##### Stored data

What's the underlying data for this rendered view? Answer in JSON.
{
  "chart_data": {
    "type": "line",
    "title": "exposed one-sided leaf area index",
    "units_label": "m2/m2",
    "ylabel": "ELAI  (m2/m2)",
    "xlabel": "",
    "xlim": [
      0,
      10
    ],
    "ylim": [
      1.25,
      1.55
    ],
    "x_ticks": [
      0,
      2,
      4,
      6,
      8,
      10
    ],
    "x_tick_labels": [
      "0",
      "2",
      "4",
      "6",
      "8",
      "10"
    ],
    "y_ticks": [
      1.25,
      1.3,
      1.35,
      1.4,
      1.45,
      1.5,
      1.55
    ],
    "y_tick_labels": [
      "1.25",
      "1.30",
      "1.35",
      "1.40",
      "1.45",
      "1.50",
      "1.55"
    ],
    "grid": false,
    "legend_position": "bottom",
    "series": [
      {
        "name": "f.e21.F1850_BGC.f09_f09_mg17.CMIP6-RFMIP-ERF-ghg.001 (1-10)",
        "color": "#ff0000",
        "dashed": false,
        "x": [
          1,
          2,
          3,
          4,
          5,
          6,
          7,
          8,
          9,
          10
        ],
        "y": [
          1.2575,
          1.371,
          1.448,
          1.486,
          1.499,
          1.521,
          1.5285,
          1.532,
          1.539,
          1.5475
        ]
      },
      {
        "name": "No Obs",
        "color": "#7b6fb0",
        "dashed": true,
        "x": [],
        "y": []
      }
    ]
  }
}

##########

### Exercise prompt
All of the entries above should be written out again exactly.

### The solution
What's the underlying data for this rendered view? Answer in JSON.
{
  "chart_data": {
    "type": "line",
    "title": "exposed one-sided leaf area index",
    "units_label": "m2/m2",
    "ylabel": "ELAI  (m2/m2)",
    "xlabel": "",
    "xlim": [
      0,
      10
    ],
    "ylim": [
      1.25,
      1.55
    ],
    "x_ticks": [
      0,
      2,
      4,
      6,
      8,
      10
    ],
    "x_tick_labels": [
      "0",
      "2",
      "4",
      "6",
      "8",
      "10"
    ],
    "y_ticks": [
      1.25,
      1.3,
      1.35,
      1.4,
      1.45,
      1.5,
      1.55
    ],
    "y_tick_labels": [
      "1.25",
      "1.30",
      "1.35",
      "1.40",
      "1.45",
      "1.50",
      "1.55"
    ],
    "grid": false,
    "legend_position": "bottom",
    "series": [
      {
        "name": "f.e21.F1850_BGC.f09_f09_mg17.CMIP6-RFMIP-ERF-ghg.001 (1-10)",
        "color": "#ff0000",
        "dashed": false,
        "x": [
          1,
          2,
          3,
          4,
          5,
          6,
          7,
          8,
          9,
          10
        ],
        "y": [
          1.2575,
          1.371,
          1.448,
          1.486,
          1.499,
          1.521,
          1.5285,
          1.532,
          1.539,
          1.5475
        ]
      },
      {
        "name": "No Obs",
        "color": "#7b6fb0",
        "dashed": true,
        "x": [],
        "y": []
      }
    ]
  }
}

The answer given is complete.